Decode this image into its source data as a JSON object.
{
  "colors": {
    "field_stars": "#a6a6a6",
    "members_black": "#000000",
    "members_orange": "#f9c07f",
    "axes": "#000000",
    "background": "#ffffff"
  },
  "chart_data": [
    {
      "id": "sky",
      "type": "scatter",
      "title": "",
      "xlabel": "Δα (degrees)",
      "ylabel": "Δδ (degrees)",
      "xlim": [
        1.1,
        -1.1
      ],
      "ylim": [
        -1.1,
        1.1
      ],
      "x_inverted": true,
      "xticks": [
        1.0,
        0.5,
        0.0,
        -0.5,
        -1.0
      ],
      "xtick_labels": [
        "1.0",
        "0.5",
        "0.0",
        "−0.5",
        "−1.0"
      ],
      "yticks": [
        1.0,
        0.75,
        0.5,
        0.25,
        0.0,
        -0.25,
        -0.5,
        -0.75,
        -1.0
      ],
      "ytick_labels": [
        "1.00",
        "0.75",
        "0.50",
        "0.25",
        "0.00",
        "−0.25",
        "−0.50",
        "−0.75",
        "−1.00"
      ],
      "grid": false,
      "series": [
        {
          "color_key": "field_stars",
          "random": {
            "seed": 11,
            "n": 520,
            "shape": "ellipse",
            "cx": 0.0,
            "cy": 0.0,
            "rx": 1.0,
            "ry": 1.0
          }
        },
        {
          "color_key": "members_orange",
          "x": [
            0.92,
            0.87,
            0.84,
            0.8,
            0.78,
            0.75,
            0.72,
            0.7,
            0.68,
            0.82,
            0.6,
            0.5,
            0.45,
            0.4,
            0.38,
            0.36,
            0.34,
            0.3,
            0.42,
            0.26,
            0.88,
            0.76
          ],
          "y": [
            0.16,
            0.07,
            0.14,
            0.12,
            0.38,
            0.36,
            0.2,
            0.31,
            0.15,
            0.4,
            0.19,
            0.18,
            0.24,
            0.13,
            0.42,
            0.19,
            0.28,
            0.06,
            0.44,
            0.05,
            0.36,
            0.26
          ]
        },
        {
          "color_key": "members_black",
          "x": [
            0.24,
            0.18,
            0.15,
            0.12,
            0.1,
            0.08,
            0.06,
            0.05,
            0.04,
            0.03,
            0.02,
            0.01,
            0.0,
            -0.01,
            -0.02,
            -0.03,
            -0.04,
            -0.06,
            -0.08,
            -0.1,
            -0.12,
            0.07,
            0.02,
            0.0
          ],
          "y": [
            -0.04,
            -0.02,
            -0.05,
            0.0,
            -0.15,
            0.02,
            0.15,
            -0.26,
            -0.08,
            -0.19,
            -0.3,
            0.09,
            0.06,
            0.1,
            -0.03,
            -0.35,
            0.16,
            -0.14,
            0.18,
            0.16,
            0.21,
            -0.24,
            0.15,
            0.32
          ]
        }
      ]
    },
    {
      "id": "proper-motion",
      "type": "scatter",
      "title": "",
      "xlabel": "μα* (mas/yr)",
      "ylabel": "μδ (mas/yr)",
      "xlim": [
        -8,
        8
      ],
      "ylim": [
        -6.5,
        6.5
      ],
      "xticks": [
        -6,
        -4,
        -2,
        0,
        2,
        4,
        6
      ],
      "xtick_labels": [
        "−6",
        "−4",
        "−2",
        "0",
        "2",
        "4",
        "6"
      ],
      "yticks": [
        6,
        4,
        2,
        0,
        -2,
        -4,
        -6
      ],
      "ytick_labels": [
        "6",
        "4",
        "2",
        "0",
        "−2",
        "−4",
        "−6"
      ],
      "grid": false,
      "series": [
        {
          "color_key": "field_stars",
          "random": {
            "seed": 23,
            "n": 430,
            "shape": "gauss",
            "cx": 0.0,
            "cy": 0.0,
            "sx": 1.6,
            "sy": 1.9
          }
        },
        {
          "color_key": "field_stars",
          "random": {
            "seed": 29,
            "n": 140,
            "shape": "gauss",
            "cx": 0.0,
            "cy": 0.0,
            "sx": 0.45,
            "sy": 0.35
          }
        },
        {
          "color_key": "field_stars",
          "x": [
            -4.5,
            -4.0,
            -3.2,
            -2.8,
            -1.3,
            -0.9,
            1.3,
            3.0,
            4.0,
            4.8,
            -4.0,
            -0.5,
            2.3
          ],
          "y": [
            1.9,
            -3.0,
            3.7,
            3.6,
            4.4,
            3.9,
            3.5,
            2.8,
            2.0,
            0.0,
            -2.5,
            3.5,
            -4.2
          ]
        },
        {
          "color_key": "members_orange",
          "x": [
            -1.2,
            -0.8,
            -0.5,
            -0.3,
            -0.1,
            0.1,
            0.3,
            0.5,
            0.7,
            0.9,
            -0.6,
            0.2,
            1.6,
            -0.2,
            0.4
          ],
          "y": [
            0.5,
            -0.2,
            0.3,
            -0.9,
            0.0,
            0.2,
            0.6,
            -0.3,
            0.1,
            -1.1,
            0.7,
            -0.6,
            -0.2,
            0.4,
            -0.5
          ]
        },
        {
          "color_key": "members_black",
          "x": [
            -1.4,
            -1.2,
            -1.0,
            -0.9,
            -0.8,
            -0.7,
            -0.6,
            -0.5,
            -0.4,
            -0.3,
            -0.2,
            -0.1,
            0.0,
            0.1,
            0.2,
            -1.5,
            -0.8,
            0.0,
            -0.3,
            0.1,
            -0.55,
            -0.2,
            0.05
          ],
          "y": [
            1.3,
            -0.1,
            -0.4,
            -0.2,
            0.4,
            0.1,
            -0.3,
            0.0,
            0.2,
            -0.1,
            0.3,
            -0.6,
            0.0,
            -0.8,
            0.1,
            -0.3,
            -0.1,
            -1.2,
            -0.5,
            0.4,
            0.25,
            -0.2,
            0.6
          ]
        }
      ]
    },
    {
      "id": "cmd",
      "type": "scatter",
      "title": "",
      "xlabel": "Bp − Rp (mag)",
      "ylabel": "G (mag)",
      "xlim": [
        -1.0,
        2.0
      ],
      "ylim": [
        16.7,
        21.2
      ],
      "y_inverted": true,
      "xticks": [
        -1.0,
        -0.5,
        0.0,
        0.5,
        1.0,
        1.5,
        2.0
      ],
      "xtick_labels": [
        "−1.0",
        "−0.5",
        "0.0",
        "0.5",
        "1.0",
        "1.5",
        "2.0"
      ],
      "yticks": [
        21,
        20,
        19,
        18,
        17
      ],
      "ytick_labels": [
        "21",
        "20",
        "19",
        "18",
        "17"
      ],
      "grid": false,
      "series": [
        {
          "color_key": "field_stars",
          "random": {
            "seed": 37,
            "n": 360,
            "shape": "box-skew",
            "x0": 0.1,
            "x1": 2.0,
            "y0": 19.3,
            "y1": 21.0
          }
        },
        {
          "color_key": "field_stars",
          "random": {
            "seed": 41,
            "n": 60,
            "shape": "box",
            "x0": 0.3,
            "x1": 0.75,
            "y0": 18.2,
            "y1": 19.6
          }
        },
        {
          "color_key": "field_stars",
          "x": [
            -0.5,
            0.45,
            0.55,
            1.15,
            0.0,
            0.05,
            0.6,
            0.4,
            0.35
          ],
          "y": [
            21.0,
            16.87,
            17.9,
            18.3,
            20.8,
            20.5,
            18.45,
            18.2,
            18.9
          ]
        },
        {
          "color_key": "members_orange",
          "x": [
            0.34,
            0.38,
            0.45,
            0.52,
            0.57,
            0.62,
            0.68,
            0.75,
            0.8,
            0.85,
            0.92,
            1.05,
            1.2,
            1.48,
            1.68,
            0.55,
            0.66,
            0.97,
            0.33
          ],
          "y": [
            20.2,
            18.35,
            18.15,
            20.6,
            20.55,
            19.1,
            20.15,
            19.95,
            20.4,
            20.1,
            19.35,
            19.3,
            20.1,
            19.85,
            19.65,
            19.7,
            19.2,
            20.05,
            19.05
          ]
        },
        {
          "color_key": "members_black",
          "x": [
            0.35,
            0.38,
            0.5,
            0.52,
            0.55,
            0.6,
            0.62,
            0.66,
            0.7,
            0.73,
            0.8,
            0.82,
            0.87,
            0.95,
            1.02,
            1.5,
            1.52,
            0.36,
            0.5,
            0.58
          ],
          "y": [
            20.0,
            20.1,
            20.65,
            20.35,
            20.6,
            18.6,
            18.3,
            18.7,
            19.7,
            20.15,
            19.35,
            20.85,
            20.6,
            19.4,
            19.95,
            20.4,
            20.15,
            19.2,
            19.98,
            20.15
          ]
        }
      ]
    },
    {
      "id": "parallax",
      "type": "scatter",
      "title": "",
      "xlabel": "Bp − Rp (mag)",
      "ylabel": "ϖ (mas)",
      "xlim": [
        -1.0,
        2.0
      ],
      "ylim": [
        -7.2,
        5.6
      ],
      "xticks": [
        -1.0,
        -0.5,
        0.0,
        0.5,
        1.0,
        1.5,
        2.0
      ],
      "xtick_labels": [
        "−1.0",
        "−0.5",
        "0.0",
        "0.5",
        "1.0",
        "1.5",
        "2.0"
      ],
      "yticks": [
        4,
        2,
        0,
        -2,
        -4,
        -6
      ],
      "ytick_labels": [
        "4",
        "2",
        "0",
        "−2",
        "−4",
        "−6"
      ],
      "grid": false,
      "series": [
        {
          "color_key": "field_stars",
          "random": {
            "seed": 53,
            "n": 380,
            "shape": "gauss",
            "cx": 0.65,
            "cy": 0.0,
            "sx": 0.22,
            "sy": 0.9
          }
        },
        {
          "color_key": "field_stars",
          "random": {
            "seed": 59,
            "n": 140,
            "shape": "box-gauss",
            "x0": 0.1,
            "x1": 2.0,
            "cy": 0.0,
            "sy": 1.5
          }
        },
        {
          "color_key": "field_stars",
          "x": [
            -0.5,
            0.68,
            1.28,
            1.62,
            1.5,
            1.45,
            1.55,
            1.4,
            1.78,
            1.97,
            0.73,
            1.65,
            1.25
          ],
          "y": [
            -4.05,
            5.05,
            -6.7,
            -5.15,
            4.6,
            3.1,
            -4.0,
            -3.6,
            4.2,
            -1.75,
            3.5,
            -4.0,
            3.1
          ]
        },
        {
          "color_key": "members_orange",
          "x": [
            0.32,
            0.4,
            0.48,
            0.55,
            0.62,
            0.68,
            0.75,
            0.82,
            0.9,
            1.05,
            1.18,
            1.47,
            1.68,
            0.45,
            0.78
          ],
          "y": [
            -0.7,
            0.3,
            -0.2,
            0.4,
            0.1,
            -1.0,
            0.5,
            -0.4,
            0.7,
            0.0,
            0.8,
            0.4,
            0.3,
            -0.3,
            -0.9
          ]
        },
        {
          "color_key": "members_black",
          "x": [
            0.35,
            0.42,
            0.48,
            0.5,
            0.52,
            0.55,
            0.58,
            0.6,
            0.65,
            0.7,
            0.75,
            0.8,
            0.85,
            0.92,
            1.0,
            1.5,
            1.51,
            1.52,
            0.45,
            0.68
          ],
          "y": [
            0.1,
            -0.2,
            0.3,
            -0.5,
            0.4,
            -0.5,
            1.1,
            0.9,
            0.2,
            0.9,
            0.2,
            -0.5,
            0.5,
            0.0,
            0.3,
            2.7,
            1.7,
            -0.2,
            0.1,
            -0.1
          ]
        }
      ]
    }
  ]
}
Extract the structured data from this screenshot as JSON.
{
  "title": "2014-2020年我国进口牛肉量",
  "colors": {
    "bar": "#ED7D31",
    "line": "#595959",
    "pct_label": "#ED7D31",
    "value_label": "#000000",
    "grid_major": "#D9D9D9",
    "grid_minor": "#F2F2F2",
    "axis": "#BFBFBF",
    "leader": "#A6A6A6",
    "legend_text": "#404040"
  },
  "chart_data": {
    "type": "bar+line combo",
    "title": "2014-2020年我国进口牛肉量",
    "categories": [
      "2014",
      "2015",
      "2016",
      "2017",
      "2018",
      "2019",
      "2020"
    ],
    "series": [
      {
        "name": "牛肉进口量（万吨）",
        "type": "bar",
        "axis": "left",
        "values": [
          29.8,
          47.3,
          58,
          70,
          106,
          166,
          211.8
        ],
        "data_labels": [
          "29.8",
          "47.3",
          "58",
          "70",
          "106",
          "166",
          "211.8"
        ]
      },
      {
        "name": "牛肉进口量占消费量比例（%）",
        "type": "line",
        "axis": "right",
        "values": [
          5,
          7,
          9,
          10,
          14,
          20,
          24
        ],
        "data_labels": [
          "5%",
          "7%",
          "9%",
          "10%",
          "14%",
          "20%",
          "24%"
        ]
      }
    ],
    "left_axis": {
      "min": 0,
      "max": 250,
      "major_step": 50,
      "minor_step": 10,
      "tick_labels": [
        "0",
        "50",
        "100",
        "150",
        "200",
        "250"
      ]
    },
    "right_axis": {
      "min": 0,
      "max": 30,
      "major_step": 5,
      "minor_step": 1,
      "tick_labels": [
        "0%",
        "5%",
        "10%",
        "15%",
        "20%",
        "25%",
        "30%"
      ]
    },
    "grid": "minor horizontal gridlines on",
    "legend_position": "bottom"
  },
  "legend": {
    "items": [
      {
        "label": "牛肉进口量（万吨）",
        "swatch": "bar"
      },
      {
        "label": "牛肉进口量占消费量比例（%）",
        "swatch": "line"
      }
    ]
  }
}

============================================================

SHORT TASK>
Lines containing the word "this" must all be returned from the material above.

PROBLEM SOLUTION>
Decode this image into its source data as a JSON object.
Extract the structured data from this screenshot as JSON.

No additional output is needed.